[Extracted records]
--

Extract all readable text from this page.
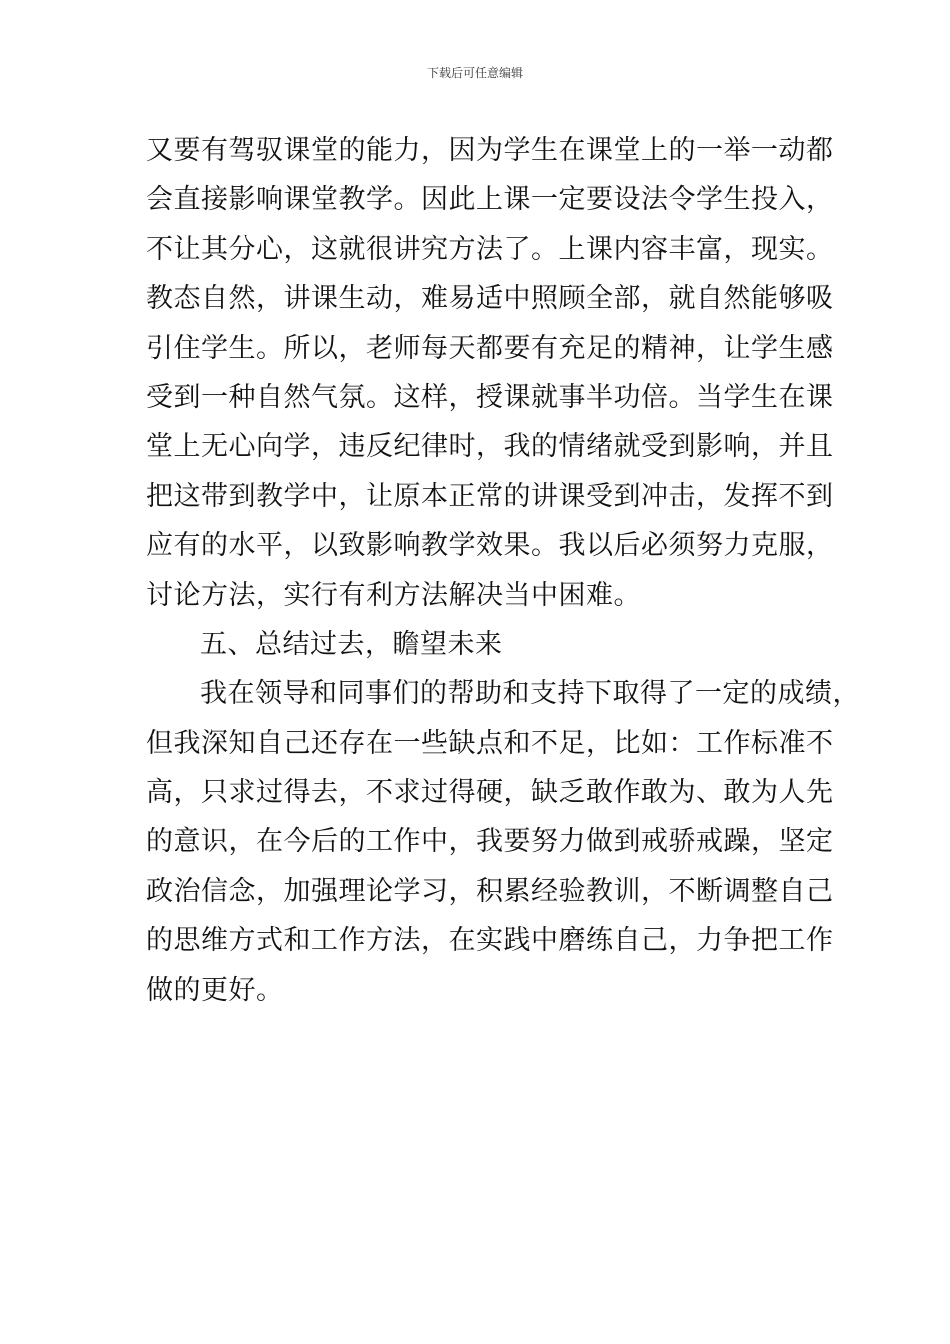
下载后可任意编辑
又要有驾驭课堂的能力，因为学生在课堂上的一举一动都
会直接影响课堂教学。因此上课一定要设法令学生投入，
不让其分心，这就很讲究方法了。上课内容丰富，现实。
教态自然，讲课生动，难易适中照顾全部，就自然能够吸
引住学生。所以，老师每天都要有充足的精神，让学生感
受到一种自然气氛。这样，授课就事半功倍。当学生在课
堂上无心向学，违反纪律时，我的情绪就受到影响，并且
把这带到教学中，让原本正常的讲课受到冲击，发挥不到
应有的水平，以致影响教学效果。我以后必须努力克服，
讨论方法，实行有利方法解决当中困难。
五、总结过去，瞻望未来
我在领导和同事们的帮助和支持下取得了一定的成绩，
但我深知自己还存在一些缺点和不足，比如：工作标准不
高，只求过得去，不求过得硬，缺乏敢作敢为、敢为人先
的意识，在今后的工作中，我要努力做到戒骄戒躁，坚定
政治信念，加强理论学习，积累经验教训，不断调整自己
的思维方式和工作方法，在实践中磨练自己，力争把工作
做的更好。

--

What the task requires:
Restate the data above exactly, stripping out each image.

The completed task:
Extract all readable text from this page.
下载后可任意编辑
又要有驾驭课堂的能力，因为学生在课堂上的一举一动都
会直接影响课堂教学。因此上课一定要设法令学生投入，
不让其分心，这就很讲究方法了。上课内容丰富，现实。
教态自然，讲课生动，难易适中照顾全部，就自然能够吸
引住学生。所以，老师每天都要有充足的精神，让学生感
受到一种自然气氛。这样，授课就事半功倍。当学生在课
堂上无心向学，违反纪律时，我的情绪就受到影响，并且
把这带到教学中，让原本正常的讲课受到冲击，发挥不到
应有的水平，以致影响教学效果。我以后必须努力克服，
讨论方法，实行有利方法解决当中困难。
五、总结过去，瞻望未来
我在领导和同事们的帮助和支持下取得了一定的成绩，
但我深知自己还存在一些缺点和不足，比如：工作标准不
高，只求过得去，不求过得硬，缺乏敢作敢为、敢为人先
的意识，在今后的工作中，我要努力做到戒骄戒躁，坚定
政治信念，加强理论学习，积累经验教训，不断调整自己
的思维方式和工作方法，在实践中磨练自己，力争把工作
做的更好。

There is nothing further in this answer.